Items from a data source
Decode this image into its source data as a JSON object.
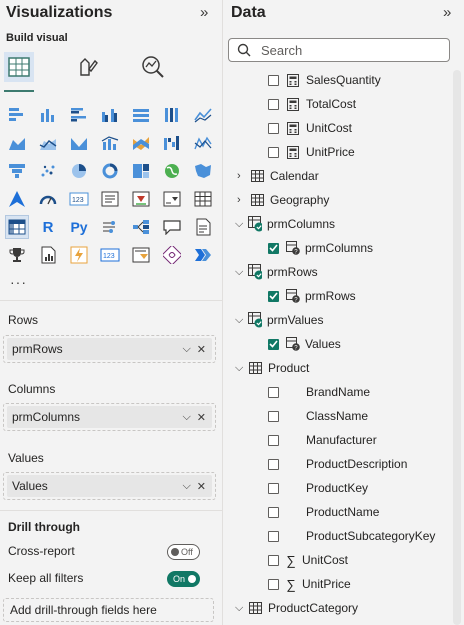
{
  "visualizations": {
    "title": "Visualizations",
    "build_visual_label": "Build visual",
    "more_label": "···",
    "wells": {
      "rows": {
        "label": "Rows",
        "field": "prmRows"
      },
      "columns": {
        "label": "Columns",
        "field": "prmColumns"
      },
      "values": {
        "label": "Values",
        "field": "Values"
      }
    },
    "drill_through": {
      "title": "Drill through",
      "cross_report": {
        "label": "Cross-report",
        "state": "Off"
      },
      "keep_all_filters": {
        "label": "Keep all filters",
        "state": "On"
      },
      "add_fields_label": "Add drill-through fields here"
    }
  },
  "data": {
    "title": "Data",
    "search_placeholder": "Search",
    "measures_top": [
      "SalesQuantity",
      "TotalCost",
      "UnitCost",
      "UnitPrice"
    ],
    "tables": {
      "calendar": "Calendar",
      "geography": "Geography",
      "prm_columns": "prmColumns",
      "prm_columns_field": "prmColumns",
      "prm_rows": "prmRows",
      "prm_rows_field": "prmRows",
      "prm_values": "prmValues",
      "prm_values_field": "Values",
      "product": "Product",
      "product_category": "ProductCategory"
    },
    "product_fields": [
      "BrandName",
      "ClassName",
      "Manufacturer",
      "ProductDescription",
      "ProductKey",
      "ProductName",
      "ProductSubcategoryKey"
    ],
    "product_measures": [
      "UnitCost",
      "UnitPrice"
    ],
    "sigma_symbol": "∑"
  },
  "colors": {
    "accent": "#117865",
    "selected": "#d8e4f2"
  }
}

## PROBLEM STATEMENT
All of the records need repeating exactly, except for the pictures.

## IN RESPONSE
Decode this image into its source data as a JSON object.
{
  "visualizations": {
    "title": "Visualizations",
    "build_visual_label": "Build visual",
    "more_label": "···",
    "wells": {
      "rows": {
        "label": "Rows",
        "field": "prmRows"
      },
      "columns": {
        "label": "Columns",
        "field": "prmColumns"
      },
      "values": {
        "label": "Values",
        "field": "Values"
      }
    },
    "drill_through": {
      "title": "Drill through",
      "cross_report": {
        "label": "Cross-report",
        "state": "Off"
      },
      "keep_all_filters": {
        "label": "Keep all filters",
        "state": "On"
      },
      "add_fields_label": "Add drill-through fields here"
    }
  },
  "data": {
    "title": "Data",
    "search_placeholder": "Search",
    "measures_top": [
      "SalesQuantity",
      "TotalCost",
      "UnitCost",
      "UnitPrice"
    ],
    "tables": {
      "calendar": "Calendar",
      "geography": "Geography",
      "prm_columns": "prmColumns",
      "prm_columns_field": "prmColumns",
      "prm_rows": "prmRows",
      "prm_rows_field": "prmRows",
      "prm_values": "prmValues",
      "prm_values_field": "Values",
      "product": "Product",
      "product_category": "ProductCategory"
    },
    "product_fields": [
      "BrandName",
      "ClassName",
      "Manufacturer",
      "ProductDescription",
      "ProductKey",
      "ProductName",
      "ProductSubcategoryKey"
    ],
    "product_measures": [
      "UnitCost",
      "UnitPrice"
    ],
    "sigma_symbol": "∑"
  },
  "colors": {
    "accent": "#117865",
    "selected": "#d8e4f2"
  }
}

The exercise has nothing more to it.